Given instruction
Find each line with "title" and copy it.
------------------------
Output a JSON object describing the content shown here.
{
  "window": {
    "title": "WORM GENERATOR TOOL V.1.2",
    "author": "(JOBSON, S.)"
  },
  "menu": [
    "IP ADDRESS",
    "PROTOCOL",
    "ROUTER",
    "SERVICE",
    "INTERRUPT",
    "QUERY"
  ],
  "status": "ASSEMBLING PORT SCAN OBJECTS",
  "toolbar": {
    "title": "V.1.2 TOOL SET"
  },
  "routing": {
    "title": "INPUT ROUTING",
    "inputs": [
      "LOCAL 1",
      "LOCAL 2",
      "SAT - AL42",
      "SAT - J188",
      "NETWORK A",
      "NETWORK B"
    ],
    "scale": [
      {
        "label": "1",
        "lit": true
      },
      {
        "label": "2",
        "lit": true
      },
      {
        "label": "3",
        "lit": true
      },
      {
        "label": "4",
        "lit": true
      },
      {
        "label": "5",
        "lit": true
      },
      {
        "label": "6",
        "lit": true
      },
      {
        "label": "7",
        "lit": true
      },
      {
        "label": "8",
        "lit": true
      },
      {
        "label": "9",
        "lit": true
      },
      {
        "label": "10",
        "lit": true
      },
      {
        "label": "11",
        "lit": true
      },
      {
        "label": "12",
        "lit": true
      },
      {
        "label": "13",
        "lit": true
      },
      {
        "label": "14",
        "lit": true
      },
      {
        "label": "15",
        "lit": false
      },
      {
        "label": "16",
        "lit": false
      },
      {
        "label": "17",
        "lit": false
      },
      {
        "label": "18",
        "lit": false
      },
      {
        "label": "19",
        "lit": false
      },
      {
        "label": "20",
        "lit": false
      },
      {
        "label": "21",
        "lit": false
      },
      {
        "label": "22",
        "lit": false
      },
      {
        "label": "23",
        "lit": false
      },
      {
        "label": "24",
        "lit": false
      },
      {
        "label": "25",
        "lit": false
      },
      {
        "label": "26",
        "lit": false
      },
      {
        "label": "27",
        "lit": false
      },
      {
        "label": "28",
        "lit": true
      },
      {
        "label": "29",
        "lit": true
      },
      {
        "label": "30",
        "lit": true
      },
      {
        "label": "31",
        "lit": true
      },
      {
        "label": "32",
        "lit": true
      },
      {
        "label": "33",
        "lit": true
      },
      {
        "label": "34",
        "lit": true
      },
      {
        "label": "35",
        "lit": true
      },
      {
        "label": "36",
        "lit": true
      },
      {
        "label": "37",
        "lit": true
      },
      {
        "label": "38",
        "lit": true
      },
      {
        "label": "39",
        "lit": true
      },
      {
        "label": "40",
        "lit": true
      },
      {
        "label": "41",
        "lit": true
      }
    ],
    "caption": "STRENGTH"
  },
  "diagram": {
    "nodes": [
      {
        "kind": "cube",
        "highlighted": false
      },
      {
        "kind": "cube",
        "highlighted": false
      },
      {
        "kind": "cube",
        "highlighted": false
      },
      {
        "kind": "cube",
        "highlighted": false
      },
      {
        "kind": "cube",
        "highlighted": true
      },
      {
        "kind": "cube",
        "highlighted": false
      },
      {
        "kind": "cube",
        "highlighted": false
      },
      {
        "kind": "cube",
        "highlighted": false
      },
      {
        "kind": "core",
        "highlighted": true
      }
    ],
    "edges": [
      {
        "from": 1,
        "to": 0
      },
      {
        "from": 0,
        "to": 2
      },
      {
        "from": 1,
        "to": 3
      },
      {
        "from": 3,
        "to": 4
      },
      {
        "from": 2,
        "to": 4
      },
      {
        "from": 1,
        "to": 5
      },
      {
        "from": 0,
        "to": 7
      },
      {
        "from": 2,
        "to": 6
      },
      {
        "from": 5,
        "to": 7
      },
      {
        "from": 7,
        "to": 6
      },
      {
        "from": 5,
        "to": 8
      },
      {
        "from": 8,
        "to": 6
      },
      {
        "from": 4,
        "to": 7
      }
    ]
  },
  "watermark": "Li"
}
------------------------
Task response
    "title": "WORM GENERATOR TOOL V.1.2",
    "title": "V.1.2 TOOL SET"
    "title": "INPUT ROUTING",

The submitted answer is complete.